::: DATA SECTION :::
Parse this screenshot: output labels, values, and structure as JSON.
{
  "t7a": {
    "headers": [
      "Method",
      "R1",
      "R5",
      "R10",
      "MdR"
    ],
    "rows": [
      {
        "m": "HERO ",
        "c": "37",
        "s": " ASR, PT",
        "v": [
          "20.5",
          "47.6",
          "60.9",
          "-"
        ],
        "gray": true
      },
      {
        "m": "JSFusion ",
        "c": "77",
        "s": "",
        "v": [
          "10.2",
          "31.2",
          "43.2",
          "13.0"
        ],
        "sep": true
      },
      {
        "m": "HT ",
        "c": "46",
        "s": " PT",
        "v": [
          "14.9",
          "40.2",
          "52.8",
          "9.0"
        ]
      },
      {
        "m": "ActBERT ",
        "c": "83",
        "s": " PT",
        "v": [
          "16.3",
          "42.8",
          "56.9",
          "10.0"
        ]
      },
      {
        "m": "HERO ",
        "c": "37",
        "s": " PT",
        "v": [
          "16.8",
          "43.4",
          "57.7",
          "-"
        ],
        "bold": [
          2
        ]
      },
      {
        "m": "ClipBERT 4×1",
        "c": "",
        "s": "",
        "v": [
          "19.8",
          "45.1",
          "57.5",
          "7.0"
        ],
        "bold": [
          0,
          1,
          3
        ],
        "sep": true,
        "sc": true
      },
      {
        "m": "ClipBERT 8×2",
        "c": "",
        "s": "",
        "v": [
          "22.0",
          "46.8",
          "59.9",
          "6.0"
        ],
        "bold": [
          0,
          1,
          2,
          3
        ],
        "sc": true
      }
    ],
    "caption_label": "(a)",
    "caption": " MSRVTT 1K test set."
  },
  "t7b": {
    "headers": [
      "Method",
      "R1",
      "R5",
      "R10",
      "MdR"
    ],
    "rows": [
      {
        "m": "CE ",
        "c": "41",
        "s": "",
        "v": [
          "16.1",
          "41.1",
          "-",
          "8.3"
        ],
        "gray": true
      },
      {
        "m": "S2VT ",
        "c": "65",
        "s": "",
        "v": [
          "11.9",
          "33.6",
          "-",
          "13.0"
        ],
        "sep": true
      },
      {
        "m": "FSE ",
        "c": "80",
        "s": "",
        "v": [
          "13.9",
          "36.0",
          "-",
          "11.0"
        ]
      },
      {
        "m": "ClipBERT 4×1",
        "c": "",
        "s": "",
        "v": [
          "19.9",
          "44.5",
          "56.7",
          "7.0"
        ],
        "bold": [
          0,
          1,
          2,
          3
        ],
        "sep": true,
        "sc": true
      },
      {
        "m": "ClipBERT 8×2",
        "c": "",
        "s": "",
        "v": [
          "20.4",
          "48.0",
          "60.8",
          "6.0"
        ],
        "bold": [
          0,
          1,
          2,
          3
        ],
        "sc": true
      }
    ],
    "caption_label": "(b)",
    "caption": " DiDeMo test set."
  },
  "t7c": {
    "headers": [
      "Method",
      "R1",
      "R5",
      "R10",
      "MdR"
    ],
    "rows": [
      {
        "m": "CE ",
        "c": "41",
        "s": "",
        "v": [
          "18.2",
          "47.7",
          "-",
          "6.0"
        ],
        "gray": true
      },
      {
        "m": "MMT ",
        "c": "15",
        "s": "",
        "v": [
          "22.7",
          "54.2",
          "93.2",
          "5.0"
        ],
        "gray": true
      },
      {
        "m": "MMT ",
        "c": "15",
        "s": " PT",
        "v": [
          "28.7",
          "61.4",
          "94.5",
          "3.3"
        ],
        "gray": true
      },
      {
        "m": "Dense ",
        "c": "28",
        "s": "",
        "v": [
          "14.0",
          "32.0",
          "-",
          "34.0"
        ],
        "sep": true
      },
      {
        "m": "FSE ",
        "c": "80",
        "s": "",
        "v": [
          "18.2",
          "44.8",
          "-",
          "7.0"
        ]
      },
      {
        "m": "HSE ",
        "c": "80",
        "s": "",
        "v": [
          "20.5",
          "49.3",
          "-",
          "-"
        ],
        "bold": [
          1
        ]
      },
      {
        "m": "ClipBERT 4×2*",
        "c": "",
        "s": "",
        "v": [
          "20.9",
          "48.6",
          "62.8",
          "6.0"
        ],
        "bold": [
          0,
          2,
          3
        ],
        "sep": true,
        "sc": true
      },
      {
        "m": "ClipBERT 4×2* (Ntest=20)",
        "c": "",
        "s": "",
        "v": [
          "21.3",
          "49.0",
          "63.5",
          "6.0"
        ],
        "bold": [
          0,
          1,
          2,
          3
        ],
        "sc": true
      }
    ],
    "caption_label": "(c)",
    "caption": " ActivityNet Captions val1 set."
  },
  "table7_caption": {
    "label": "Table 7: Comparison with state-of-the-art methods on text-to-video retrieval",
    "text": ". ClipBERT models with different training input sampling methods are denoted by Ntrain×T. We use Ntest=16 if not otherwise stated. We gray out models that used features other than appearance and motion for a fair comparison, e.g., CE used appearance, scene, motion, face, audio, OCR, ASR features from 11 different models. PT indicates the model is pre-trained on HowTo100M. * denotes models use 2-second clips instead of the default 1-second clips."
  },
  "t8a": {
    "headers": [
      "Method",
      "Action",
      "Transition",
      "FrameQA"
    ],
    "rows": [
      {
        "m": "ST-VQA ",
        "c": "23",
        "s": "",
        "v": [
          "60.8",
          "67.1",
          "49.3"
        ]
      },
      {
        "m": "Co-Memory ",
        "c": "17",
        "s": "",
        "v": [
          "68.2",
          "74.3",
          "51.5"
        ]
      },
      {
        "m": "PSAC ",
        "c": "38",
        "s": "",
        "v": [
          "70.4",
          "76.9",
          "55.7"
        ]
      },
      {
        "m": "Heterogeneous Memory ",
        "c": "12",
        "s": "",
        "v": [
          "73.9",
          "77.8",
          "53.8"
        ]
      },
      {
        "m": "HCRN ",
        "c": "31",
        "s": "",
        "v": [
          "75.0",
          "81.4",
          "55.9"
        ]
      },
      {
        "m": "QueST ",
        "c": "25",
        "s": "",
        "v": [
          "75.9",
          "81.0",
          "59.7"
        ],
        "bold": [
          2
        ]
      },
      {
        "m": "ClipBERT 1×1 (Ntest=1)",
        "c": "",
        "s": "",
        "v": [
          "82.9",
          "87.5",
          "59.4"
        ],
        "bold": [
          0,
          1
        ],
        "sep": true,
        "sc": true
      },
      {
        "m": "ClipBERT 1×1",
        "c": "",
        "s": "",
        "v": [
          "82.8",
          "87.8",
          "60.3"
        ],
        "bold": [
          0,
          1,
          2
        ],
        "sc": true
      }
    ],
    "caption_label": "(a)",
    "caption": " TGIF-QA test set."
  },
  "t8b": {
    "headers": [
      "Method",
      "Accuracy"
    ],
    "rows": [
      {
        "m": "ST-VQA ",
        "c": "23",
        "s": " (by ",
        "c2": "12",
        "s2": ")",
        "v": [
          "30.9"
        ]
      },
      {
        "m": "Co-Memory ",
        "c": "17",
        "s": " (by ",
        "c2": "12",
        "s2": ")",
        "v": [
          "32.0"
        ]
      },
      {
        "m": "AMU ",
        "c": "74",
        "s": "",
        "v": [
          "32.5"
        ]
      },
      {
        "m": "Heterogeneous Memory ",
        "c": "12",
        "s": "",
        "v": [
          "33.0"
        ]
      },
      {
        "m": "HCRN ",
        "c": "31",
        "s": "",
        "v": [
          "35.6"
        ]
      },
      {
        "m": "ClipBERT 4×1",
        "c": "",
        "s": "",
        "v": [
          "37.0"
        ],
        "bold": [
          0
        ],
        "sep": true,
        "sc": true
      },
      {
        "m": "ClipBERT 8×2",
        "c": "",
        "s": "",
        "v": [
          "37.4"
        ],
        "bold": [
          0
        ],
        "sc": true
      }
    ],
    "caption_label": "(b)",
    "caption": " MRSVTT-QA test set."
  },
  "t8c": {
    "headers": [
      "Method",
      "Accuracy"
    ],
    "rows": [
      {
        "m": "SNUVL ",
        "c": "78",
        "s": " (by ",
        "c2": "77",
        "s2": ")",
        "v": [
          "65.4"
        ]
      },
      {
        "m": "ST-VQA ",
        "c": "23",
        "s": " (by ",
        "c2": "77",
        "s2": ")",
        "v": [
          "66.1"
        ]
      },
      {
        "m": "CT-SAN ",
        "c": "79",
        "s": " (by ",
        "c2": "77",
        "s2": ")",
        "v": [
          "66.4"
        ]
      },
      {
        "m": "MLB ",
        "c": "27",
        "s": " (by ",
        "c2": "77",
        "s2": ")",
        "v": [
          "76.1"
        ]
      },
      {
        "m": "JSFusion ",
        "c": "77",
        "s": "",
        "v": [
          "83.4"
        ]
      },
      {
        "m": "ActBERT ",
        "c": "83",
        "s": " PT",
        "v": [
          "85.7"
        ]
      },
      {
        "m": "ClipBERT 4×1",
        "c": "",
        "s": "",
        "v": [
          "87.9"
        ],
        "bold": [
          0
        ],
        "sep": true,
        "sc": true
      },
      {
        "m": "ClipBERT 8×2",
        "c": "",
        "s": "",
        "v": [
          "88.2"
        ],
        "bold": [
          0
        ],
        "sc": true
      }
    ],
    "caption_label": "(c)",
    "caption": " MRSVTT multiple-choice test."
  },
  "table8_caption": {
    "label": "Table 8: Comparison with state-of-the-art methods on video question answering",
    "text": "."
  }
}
:::
THE REQUEST: Search the data above for the string "video" and return every line that has it.

TASK ANSWER:
    "label": "Table 7: Comparison with state-of-the-art methods on text-to-video retrieval",
    "label": "Table 8: Comparison with state-of-the-art methods on video question answering",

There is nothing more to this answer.